Goal of the exercise: Can you resume the notes on in-context unlearning below, writing on from their final sentence?

Highlights & Insights¶
- Paradigm Shift: From "Weight-based Deletion" to "Context-based Shielding". This allows unlearning to be applied reliably to black-box proprietary models and naturally fits "continual request" scenarios—something training-based methods structurally struggle with.
- Privacy-preserving design of the "Negative sample store". Storing only rewritten prompts/embeddings without original text or answers bypasses the paradox of "saving sensitive data to forget it." This approach is transferable to any safety system requiring knowledge shielding.
- Robust dual-signal detection. Fusing a trained scorer with similarity metrics makes it harder to bypass via paraphrasing compared to single-classifier approaches, providing a reusable lightweight safety detection template.
- Quantifying stability in continual scenarios. The inclusion of penalty terms for upward fluctuations in DDS and step-wise variations in DUS turns the hidden risk of "cumulative collapse" into a diagnosable metric.
Limitations & Future Work¶
- Detector as a single point of failure: The effectiveness depends entirely on the dual-layer detection. If a novel rewrite or jailbreak bypasses the detector, intervention is not triggered, and knowledge leaks.
- Dependency on instruction-following: In-context intervention is a "soft constraint." For models with weak instruction following or those susceptible to overriding system instructions via adversarial prompts, the CoT instructions may be ignored.
- Trust in the unlearn store: The store must be maintained by the model owner and strictly controlled, as it essentially centralizes the list of what should be forgotten, making it a high-value target for attackers.
- External API dependency for harmful knowledge CoTs: While privacy scenarios avoid external APIs, the harmful knowledge tasks used GPT-4o for CoTs. This pipeline would need replacement with local models for extremely privacy-sensitive domains.
- Future directions: Making the detection store self-extending to cover new attacks; layering "hard" constraints (e.g., output filtering) to back up soft constraints.

Supplied data:

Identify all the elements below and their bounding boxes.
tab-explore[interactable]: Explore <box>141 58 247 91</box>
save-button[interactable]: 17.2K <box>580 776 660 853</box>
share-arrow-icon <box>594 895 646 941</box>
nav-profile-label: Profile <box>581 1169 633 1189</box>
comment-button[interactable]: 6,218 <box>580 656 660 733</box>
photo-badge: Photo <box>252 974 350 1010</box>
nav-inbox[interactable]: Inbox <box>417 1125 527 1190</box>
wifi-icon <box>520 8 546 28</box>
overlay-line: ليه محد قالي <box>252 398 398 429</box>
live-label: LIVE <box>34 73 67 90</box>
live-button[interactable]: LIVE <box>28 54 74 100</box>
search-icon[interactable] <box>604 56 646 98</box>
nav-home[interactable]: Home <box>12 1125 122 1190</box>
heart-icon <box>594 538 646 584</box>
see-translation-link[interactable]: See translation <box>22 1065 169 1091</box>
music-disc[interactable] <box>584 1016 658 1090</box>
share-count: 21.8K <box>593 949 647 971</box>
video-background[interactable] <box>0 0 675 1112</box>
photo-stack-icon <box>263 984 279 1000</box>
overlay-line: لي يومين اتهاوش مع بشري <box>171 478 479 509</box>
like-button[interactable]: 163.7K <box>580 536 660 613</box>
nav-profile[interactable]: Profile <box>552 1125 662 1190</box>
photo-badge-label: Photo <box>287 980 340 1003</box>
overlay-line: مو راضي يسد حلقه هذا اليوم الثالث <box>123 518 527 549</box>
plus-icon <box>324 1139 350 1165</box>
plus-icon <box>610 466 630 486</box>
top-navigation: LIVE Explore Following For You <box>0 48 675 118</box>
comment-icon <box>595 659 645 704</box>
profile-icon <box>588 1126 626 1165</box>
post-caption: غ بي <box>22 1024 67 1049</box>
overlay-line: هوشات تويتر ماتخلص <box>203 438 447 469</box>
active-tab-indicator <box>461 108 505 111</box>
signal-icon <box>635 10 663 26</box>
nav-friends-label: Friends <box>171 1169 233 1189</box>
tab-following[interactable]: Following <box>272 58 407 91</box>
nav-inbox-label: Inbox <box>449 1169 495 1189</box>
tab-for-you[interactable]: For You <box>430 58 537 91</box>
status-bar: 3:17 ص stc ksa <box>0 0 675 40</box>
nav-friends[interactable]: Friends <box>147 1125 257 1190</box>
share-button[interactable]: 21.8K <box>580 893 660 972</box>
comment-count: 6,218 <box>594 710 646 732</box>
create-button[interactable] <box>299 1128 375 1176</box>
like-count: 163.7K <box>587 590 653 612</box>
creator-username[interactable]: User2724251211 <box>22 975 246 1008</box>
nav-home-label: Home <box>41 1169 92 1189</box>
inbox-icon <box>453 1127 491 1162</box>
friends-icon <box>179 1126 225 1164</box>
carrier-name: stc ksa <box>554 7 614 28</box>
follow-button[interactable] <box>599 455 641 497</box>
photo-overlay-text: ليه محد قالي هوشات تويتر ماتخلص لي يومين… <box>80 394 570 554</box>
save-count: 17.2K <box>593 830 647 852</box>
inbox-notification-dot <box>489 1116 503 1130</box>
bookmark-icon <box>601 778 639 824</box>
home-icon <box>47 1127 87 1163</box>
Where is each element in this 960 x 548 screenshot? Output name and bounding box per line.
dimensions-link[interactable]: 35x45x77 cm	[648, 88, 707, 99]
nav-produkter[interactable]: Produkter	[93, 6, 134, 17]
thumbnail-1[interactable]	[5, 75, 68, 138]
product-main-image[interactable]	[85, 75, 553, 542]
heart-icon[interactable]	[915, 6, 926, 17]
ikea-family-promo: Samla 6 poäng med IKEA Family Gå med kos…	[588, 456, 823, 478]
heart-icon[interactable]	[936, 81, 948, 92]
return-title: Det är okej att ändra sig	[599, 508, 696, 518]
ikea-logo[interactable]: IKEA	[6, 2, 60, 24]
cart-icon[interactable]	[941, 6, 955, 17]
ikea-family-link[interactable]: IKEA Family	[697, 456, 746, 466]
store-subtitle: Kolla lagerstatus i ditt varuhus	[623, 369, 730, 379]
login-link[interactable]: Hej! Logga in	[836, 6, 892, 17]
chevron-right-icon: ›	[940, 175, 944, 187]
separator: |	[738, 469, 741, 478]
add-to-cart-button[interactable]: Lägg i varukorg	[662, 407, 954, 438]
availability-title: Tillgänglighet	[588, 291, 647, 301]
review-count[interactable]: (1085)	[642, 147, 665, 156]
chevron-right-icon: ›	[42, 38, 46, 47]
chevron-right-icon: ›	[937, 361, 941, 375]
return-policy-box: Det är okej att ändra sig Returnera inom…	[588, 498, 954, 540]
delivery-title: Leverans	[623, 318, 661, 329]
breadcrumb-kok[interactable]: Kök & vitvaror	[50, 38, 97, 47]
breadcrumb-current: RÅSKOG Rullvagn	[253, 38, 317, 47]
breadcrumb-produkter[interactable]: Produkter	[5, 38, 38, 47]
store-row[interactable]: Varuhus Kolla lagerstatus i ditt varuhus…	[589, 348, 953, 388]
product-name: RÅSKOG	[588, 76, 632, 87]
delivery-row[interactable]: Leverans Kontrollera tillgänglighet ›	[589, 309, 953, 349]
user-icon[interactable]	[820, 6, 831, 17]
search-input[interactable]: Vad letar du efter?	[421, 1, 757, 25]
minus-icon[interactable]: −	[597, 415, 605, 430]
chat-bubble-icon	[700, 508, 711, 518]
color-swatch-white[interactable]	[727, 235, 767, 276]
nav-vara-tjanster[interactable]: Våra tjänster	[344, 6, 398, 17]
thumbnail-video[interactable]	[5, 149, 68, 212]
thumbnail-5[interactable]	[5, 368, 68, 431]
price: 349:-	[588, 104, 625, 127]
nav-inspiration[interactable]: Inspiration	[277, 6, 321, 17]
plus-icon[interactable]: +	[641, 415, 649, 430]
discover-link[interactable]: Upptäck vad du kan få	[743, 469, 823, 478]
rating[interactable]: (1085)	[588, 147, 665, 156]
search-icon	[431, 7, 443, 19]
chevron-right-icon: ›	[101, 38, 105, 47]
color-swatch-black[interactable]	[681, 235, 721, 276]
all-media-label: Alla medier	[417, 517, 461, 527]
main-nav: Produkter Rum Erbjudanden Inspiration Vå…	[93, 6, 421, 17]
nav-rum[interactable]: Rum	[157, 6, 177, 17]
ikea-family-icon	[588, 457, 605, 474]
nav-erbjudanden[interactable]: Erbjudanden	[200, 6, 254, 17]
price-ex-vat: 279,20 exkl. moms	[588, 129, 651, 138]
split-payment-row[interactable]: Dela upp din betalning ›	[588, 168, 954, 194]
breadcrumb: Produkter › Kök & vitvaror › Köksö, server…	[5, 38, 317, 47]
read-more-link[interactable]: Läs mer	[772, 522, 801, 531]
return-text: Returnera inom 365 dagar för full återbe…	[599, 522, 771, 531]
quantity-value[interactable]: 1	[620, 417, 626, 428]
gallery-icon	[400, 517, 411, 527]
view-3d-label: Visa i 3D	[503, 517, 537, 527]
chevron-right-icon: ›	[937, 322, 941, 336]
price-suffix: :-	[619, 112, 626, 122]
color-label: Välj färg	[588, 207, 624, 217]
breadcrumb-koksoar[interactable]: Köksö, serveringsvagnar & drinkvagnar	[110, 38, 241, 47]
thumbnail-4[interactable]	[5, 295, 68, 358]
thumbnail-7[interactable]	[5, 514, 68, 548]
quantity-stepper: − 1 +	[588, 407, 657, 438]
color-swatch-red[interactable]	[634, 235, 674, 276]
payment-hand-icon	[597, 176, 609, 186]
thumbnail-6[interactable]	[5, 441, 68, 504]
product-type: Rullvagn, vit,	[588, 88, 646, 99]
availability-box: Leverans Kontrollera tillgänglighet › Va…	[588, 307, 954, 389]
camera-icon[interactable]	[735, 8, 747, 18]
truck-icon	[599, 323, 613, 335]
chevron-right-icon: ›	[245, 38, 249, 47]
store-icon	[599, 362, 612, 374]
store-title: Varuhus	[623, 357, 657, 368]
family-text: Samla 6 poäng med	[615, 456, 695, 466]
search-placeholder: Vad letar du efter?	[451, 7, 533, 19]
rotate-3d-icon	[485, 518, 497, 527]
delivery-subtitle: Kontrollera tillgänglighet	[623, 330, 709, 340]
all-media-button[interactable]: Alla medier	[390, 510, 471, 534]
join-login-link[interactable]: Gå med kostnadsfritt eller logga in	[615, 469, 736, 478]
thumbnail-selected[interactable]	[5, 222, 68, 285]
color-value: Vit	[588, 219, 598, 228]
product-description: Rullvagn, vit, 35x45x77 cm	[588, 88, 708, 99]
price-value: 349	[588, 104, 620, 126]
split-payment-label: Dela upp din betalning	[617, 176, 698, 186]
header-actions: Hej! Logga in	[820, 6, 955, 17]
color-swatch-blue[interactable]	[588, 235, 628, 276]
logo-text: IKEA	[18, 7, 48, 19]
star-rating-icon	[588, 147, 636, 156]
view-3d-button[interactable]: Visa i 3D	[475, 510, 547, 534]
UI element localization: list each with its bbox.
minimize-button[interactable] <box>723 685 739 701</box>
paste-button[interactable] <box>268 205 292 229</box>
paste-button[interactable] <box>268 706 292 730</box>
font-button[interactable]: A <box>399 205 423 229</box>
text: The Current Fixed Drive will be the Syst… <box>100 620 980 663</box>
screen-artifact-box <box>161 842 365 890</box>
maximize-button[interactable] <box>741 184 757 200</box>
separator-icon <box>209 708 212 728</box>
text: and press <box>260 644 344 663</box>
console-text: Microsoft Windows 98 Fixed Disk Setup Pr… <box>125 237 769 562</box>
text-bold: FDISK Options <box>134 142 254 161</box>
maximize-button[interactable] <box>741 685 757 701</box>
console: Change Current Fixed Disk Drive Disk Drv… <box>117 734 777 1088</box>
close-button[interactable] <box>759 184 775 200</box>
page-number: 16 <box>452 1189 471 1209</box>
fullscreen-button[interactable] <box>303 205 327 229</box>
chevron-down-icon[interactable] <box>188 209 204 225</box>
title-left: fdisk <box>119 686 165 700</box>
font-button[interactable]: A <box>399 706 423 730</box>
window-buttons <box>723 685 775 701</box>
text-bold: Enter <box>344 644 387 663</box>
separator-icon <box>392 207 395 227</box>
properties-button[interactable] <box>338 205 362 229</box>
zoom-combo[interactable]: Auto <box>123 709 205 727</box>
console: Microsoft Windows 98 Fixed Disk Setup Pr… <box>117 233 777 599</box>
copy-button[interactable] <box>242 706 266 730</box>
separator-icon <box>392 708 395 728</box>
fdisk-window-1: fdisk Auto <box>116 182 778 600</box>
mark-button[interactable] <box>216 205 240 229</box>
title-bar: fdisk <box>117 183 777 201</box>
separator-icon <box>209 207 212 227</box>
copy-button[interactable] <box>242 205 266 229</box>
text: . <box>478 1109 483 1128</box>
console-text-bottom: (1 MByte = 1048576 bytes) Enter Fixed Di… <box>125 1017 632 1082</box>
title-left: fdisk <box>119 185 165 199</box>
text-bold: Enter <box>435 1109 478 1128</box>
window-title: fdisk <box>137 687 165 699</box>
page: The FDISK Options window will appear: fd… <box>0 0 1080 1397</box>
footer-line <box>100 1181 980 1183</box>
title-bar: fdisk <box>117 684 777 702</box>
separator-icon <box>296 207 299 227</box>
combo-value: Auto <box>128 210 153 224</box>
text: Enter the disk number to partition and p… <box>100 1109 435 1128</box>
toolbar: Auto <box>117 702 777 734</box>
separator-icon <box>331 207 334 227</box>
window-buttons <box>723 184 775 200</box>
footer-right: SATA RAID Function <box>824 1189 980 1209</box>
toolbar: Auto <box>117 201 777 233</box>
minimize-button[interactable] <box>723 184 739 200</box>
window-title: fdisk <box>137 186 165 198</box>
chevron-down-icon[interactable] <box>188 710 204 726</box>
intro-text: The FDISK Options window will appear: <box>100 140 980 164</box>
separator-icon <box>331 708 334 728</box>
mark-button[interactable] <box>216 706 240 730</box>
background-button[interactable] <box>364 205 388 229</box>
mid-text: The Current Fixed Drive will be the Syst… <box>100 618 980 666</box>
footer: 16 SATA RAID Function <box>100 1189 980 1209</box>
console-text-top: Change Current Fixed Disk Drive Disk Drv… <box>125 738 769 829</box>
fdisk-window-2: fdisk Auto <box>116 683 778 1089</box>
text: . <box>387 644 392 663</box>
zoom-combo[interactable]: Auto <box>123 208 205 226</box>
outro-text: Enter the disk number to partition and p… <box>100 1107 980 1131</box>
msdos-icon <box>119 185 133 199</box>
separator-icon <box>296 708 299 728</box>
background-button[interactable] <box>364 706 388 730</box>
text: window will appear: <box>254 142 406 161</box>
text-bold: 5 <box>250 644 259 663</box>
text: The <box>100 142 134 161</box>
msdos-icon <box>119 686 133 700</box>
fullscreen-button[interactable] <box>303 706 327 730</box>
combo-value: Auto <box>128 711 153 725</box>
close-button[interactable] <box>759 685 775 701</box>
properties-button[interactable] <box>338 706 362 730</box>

Expected answer:
Related Work & Insights¶
- vs. Training-based Unlearning (GA/KL/GD/NPO/DPO): These rely on gradients to modify weights, require retain data for stability, are costly, and are single-step. Ours is weight-free, retain-data-free, and supports black-box/continual unlearning.
- vs. ICUL (In-context Unlearning): ICUL+ is the closest prior work but assumes an ideal setting where forgotten data is fully known. DRAGON works with only rewritten negative samples, providing a more realistic deployment case.
- vs. Guardrail+ (Static Refusal Templates): Both are training-free, but Guardrail+ replaces responses with templates, leading to context disconnection (CS gap 0.44). DRAGON uses dynamic CoTs to maintain contextual relevance (CS gap 0.01).
- vs. Continual Unlearning Evaluation (Gao et al., 2024): Previous work considered temporal unlearning but ignored stage-wise stability. DDS/DUS fills this evaluation gap by explicitly characterizing fluctuations and cumulative impacts.
Rating¶
- Novelty: ⭐⭐⭐⭐⭐ Moves unlearning from weight space to context space with systematic "detection + CoT guidance," enabling black-box + no-retain-data + continual scenarios.
- Experimental Thoroughness: ⭐⭐⭐⭐ Covers 9 LLMs, 3 tasks, and continual settings with various attacks; ablation is solid, though failure boundaries under detection bypass could be explored deeper.
- Writing Quality: ⭐⭐⭐⭐ Clear motivation and methodology; formulas and figures are well-coordinated.
- Value: ⭐⭐⭐⭐⭐ Directly addresses deployment pain points for proprietary LLMs and GDPR-style deletion requests. High pragmatic value.